-- start of SUPPLIED DATA --

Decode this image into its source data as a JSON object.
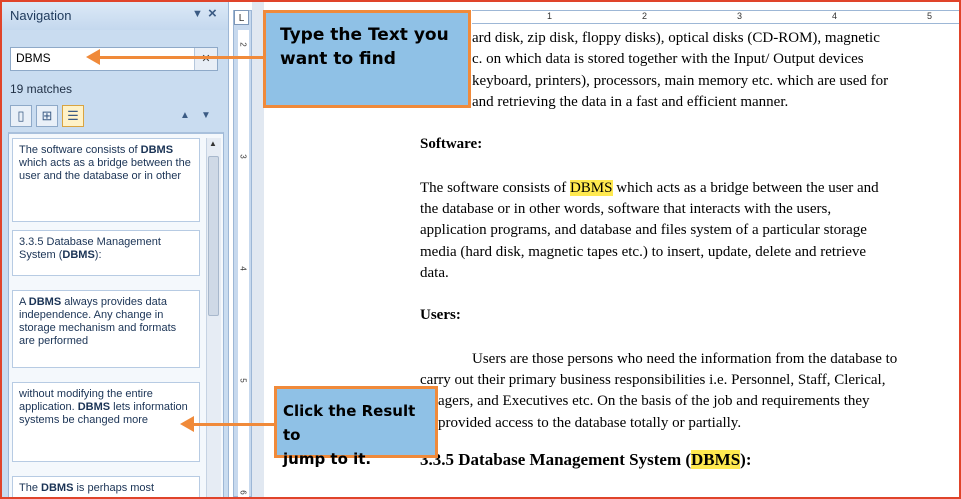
{
  "navigation": {
    "title": "Navigation",
    "search_value": "DBMS",
    "match_count": "19 matches",
    "results": [
      {
        "parts": [
          "The software consists of ",
          "DBMS",
          " which acts as a bridge between the user and the database or in other"
        ]
      },
      {
        "parts": [
          "3.3.5  Database Management System (",
          "DBMS",
          "):"
        ]
      },
      {
        "parts": [
          "A ",
          "DBMS",
          " always provides data independence. Any change in storage mechanism and formats are performed"
        ]
      },
      {
        "parts": [
          "without modifying the entire application. ",
          "DBMS",
          " lets information systems be changed more"
        ]
      },
      {
        "parts": [
          "The ",
          "DBMS",
          " is perhaps most"
        ]
      }
    ]
  },
  "ruler": {
    "horizontal_numbers": [
      "1",
      "2",
      "3",
      "4",
      "5"
    ],
    "vertical_numbers": [
      "2",
      "3",
      "4",
      "5",
      "6"
    ],
    "corner": "L"
  },
  "document": {
    "para1_lines": [
      "ard disk, zip disk, floppy disks), optical disks (CD-ROM), magnetic",
      "c. on which data is stored together with the Input/ Output devices",
      "keyboard, printers), processors, main memory etc. which are used for",
      "and retrieving the data in a  fast and efficient manner."
    ],
    "heading_software": "Software:",
    "software_highlight": "DBMS",
    "software_first_prefix": "The software consists of ",
    "software_first_suffix": " which acts as a bridge between the user and",
    "software_lines": [
      "the database or in other words, software that interacts with the users,",
      "application programs,  and database and files system of a particular storage",
      "media (hard disk, magnetic tapes etc.) to insert, update, delete and retrieve",
      "data."
    ],
    "heading_users": "Users:",
    "users_lines": [
      "Users are those persons who need the information from the database to",
      "carry out their primary business responsibilities  i.e. Personnel, Staff, Clerical,",
      "agers, and Executives etc. On the basis of the job and requirements  they",
      "provided access to the database totally or partially."
    ],
    "section_heading_prefix": "3.3.5  Database Management System (",
    "section_heading_highlight": "DBMS",
    "section_heading_suffix": "):"
  },
  "callouts": {
    "type_text": [
      "Type the Text you",
      "want to find"
    ],
    "click_result": [
      "Click the Result to",
      "jump to it."
    ]
  },
  "colors": {
    "accent_orange": "#f08a3a",
    "callout_blue": "#8fc1e6",
    "highlight_yellow": "#ffe94f",
    "frame_red": "#e0442a"
  }
}
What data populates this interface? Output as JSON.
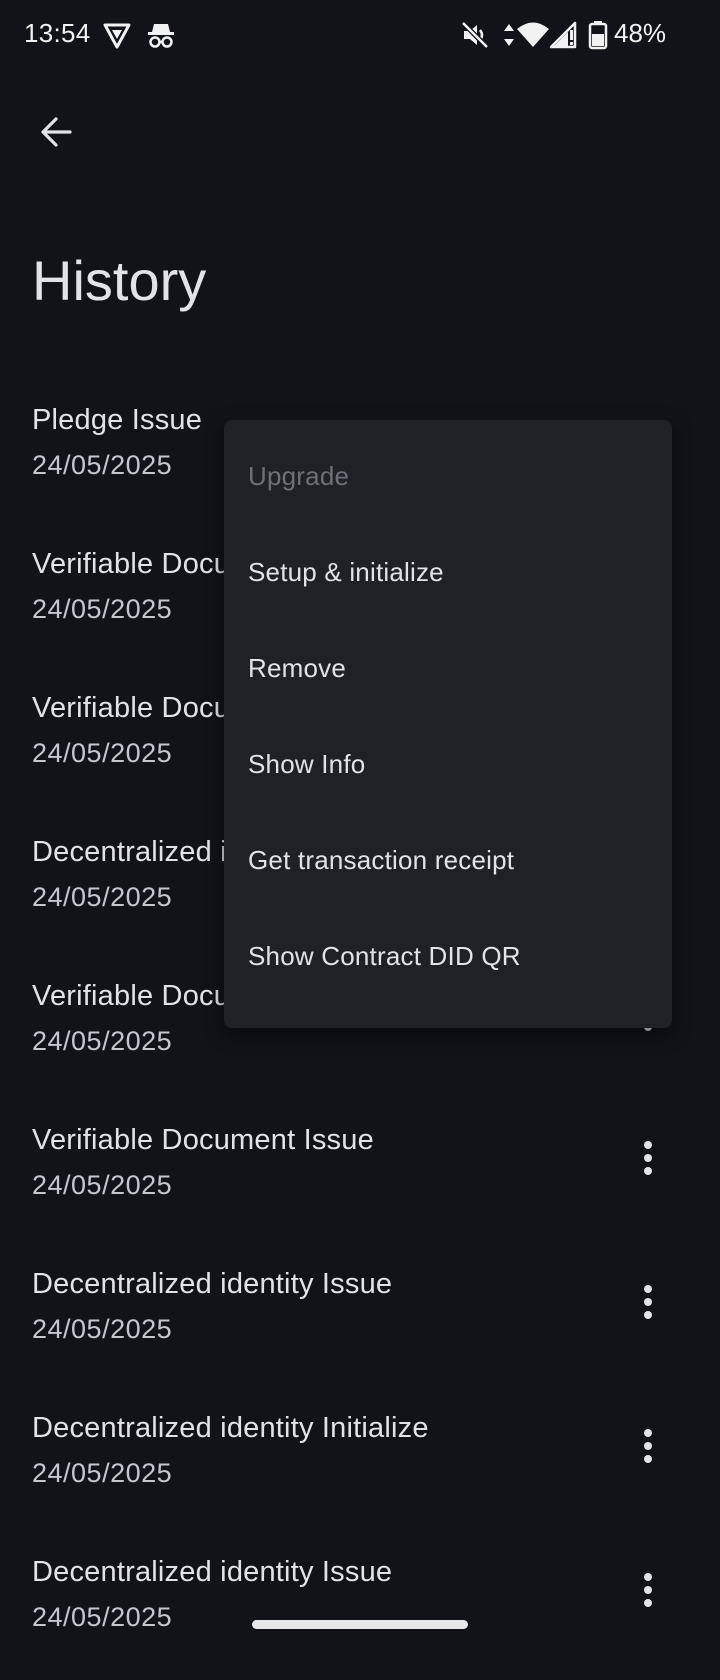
{
  "status_bar": {
    "time": "13:54",
    "battery_percent": "48%",
    "icons": [
      "vpn-shield-icon",
      "incognito-icon",
      "muted-icon",
      "data-arrows-icon",
      "wifi-icon",
      "signal-icon",
      "battery-icon"
    ]
  },
  "app_bar": {
    "back_icon": "arrow-back-icon",
    "title": "History"
  },
  "history": {
    "items": [
      {
        "title": "Pledge Issue",
        "date": "24/05/2025"
      },
      {
        "title": "Verifiable Document Issue",
        "date": "24/05/2025"
      },
      {
        "title": "Verifiable Document Issue",
        "date": "24/05/2025"
      },
      {
        "title": "Decentralized identity Issue",
        "date": "24/05/2025"
      },
      {
        "title": "Verifiable Document Issue",
        "date": "24/05/2025"
      },
      {
        "title": "Verifiable Document Issue",
        "date": "24/05/2025"
      },
      {
        "title": "Decentralized identity Issue",
        "date": "24/05/2025"
      },
      {
        "title": "Decentralized identity Initialize",
        "date": "24/05/2025"
      },
      {
        "title": "Decentralized identity Issue",
        "date": "24/05/2025"
      }
    ],
    "more_icon": "more-vert-icon"
  },
  "context_menu": {
    "items": [
      {
        "label": "Upgrade",
        "enabled": false
      },
      {
        "label": "Setup & initialize",
        "enabled": true
      },
      {
        "label": "Remove",
        "enabled": true
      },
      {
        "label": "Show Info",
        "enabled": true
      },
      {
        "label": "Get transaction receipt",
        "enabled": true
      },
      {
        "label": "Show Contract DID QR",
        "enabled": true
      }
    ]
  },
  "colors": {
    "background": "#111318",
    "menu_surface": "#1f2127",
    "text_primary": "#e3e2e6",
    "text_secondary": "#c4c6d0",
    "text_disabled": "#6e7077"
  }
}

-- end of SUPPLIED DATA --

CHALLENGE: Pick out every line with the string "this" and copy it.

PROBLEM SOLUTION:
Decode this image into its source data as a JSON object.
What data populates this interface? Output as JSON.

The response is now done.